▶ **TASK BRIEF**:
Continue the newsgroup discussion of machine sales terms and FOB shipping from the point where it stops.

--- TEXT EXCERPT Enclosed Below ---

Just curious, in a case such as you're describing, do you ever consider suggesting a competitor and just not sell them one of your machines due to the bad mouthing and multiple service calls $$$ you'll no-doubt get from a customer like that?

Reply to
BottleBob

=========== Thanks for the link --- that's a drill pointer!

Unka' George [George McDuffee]

------------------------------------------- He that will not apply new remedies, must expect new evils: for Time is the greatest innovator: and if Time, of course, alter things to the worse, and wisdom and counsel shall not alter them to the better, what shall be the end?

Francis Bacon (1561-1626), English philosopher, essayist, statesman. Essays, "Of Innovations" (1597-1625).

Reply to
F. George McDuffee

BottleBob wrote in news: snipped-for-privacy@corp.supernews.com:

It's always hard to know for sure the first time dealing with someone so I usually quote. Not always attractive terms and pricing though.

The second time around it's a whole different deal. While legally you can not "no quote" the machine, you can make your terms unattractive or not agree to their terms.

Requiring 100% down before the machine ships usually kills their interest. Always be wary of anyone that demands a turnkey machine with acceptance on their floor with none of their money tied up in the deal. I usually ask for machine acceptance at our facility, a progress payment, then final acceptance on their floor. If they don't agree to that they are probably theives that will string you out and milk you dry.

I'm continuously amazed by the machine business. Terms and acceptance conditions are often poorly defined, dealers are lax about getting down payments, proper paperwork, filing UCC's, and demanding payment. Buyers are often equally ignorant about understanding the terms, financing ooptions, and what exactly they are supposed to be getting.

Take the term "FOB" for instance. The machine is damaged in shipping and virtually every customer will want to send it back. Even though they agreed to FOB point of origin. So they own it the minute it crosses over the truck.

Then there are salesman who when asked to include freight, say sure. Then the customer will write up the order with something like "FOB XYZ Manucturng Co dock" or "FOB destination". Sorry, not while I'm watching the store. "FOB Origin, Freight Prepayed" is the right way to do it. There's no good reason for me to take responsibility for the load.

--- End of Enclosed TEXT EXCERPT ---
--- STORED DATA Enclosed Below ---

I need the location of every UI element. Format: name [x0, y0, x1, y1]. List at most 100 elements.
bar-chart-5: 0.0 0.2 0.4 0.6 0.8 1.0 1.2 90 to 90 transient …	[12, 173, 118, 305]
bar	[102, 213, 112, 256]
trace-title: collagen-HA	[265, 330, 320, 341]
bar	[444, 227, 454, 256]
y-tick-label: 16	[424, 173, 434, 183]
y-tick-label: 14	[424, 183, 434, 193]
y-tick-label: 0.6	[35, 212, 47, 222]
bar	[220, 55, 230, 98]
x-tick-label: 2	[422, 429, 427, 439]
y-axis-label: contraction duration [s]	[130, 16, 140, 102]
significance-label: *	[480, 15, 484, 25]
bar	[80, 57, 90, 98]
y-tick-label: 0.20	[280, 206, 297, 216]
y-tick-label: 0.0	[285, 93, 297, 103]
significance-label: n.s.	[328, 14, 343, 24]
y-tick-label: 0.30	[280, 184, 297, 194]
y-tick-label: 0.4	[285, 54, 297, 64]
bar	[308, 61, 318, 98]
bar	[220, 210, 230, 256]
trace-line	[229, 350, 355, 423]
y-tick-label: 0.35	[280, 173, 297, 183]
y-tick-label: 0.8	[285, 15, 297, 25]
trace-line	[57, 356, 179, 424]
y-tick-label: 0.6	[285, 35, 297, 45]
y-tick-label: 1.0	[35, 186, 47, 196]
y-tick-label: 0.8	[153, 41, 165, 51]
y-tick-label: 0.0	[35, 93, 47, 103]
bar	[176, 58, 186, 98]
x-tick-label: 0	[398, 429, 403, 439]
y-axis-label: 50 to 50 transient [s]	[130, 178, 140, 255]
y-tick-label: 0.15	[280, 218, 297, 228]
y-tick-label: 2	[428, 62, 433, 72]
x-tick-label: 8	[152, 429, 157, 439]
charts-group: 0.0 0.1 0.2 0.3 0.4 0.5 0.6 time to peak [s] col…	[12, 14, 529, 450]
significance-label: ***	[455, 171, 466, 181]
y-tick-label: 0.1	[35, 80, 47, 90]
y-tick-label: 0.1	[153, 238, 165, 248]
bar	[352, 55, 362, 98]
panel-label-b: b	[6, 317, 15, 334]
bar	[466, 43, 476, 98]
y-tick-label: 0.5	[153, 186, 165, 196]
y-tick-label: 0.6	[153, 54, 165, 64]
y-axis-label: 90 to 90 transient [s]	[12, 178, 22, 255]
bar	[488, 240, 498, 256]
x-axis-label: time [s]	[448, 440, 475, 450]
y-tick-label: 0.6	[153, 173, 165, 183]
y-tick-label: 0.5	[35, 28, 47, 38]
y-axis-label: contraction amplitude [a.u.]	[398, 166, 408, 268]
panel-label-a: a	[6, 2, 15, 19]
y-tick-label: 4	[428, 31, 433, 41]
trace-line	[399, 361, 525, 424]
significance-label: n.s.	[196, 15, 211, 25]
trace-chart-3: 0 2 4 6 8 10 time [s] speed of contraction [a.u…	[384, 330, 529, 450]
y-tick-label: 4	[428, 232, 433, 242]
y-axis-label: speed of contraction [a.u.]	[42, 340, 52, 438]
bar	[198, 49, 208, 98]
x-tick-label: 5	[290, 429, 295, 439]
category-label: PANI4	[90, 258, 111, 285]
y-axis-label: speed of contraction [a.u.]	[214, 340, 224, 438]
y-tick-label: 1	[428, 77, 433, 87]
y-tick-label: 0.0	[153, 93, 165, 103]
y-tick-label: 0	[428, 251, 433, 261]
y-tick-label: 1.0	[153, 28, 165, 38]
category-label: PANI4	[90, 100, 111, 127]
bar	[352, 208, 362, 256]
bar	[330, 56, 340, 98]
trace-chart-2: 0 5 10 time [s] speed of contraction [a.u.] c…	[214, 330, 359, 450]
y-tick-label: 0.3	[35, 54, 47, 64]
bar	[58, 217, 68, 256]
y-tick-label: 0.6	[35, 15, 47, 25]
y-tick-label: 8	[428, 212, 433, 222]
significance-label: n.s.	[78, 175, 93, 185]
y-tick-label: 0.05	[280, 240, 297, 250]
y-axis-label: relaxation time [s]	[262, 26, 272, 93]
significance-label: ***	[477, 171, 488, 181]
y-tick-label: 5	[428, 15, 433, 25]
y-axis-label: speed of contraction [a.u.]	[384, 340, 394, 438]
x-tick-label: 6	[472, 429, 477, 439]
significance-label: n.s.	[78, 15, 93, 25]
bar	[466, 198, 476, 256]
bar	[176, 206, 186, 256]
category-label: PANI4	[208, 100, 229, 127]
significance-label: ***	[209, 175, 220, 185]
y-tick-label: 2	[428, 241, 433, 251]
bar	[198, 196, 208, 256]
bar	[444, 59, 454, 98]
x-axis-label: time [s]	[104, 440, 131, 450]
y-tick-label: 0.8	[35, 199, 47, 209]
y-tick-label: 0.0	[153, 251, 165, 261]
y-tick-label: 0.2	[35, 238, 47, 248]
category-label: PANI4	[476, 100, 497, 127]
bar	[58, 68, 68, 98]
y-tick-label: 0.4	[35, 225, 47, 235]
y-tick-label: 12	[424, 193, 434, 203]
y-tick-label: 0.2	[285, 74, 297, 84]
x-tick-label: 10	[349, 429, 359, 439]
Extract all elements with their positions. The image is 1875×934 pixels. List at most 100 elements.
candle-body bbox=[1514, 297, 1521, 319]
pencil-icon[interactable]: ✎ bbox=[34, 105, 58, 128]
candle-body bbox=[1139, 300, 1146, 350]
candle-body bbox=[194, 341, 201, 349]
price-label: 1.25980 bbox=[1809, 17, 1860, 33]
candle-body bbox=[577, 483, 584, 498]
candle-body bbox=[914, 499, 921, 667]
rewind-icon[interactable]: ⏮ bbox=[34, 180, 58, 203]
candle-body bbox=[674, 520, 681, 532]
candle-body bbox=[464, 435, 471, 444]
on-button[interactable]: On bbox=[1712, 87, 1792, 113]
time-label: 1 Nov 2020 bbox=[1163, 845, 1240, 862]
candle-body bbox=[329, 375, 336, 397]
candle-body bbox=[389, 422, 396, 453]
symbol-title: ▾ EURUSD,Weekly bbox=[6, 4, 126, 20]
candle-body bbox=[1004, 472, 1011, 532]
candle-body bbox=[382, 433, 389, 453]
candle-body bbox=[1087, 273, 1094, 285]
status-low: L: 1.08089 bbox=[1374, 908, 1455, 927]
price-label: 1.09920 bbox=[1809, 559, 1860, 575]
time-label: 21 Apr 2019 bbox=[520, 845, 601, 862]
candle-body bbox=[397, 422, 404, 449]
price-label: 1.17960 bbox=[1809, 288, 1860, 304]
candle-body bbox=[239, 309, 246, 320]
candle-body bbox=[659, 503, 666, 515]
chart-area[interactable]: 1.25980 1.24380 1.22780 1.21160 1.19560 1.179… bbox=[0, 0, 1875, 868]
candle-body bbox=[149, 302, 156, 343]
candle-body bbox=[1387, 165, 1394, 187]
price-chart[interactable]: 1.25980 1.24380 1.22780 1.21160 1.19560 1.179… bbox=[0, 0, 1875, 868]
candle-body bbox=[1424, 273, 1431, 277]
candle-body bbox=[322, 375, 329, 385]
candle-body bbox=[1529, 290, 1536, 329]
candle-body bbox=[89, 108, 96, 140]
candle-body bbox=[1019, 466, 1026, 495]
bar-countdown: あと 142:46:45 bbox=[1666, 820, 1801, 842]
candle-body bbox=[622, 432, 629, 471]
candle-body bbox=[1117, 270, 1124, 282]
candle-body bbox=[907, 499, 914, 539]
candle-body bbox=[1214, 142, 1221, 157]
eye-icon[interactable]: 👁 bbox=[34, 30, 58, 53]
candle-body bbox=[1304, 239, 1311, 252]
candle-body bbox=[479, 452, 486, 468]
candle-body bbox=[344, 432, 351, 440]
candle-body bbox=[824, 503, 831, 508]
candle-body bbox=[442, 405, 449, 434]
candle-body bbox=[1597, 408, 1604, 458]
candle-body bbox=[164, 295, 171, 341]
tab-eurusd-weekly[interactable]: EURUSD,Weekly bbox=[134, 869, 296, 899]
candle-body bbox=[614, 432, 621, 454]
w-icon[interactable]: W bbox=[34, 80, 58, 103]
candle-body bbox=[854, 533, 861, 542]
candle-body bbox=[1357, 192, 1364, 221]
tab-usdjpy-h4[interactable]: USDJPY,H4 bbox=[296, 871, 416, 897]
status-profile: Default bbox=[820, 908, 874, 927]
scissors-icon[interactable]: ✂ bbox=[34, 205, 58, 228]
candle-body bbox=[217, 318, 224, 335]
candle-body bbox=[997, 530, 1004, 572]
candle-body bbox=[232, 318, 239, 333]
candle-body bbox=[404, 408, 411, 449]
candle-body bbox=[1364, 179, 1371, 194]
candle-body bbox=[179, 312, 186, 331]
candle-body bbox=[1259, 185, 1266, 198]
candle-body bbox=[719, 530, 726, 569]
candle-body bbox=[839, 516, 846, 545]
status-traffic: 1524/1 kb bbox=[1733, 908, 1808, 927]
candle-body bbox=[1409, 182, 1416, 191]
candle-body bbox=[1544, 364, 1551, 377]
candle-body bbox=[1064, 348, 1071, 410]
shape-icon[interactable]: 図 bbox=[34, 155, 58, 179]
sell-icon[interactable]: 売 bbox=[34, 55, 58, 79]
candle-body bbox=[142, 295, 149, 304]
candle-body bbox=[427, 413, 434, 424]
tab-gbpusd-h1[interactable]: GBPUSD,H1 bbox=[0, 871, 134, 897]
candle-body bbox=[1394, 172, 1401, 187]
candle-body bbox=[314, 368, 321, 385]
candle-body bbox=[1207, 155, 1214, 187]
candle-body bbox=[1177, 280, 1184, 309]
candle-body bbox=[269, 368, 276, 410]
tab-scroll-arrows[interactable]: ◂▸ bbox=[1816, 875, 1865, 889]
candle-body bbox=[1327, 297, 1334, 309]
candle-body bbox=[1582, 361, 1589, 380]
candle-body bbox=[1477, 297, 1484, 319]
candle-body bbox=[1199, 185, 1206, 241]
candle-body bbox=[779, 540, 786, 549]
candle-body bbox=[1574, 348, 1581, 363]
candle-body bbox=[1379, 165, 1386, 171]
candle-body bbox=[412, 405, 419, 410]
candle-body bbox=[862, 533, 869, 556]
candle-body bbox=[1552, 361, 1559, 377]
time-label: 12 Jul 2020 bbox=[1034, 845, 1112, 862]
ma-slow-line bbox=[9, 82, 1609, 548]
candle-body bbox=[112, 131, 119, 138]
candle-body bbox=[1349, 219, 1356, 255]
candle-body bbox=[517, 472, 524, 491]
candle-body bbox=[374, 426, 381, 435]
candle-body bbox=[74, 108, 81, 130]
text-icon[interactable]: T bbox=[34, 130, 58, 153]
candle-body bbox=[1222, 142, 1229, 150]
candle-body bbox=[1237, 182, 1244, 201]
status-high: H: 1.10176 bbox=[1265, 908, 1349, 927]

--- End of Enclosed STORED DATA ---

▶ **EXERCISE ANSWER**:
Also big deals tend to make salesman and managers lose their cool. A while back we were quoting a project worth just under $3 million. I have history with this particular company and they have a well known terrible reputation for not paying (owned by a lawyer no less). So I wouldn't budge off of 20% down non refundable, 70% after acceptance at our facility, balance due upon acceptance at their facility. They wanted nothing down, net 90 days after acceptance. I might have been born yesterday but it was early in the day.

I had the customer screaming, the salesman, the sales manager, the president of the dealer. The customer threatened to sue. Heh, good luck with that. They called my boss, my bosses boss, etc... We wouldn't budge and lost the order. Fast forward 20 months and the lucky builder that got the order had not been paid one cent, had engineers in the place night and day non stop. They got the sheriff and repo'd the machines. What did they get for their efforts? Sued by the customer, and a pile of used machines that ran production 24/7 for 18 months.

No thanks.

Of course they came back to us desperate for machines. New terms: 100% down, non refundable. Didn't get the order again. Damn...

Reply to
D Murphy

Dan:

As "Dry" as this subject is, you have the knack of making it sound exciting. You should write a book on the ins & outs of machine purchasing.

Reply to
BottleBob

========== Any way we can get you to run the Fed until things get straightened out?

Unka' George [George McDuffee]

------------------------------------------- He that will not apply new remedies, must expect new evils: for Time is the greatest innovator: and if Time, of course, alter things to the worse, and wisdom and counsel shall not alter them to the better, what shall be the end?

Francis Bacon (1561-1626), English philosopher, essayist, statesman. Essays, "Of Innovations" (1597-1625).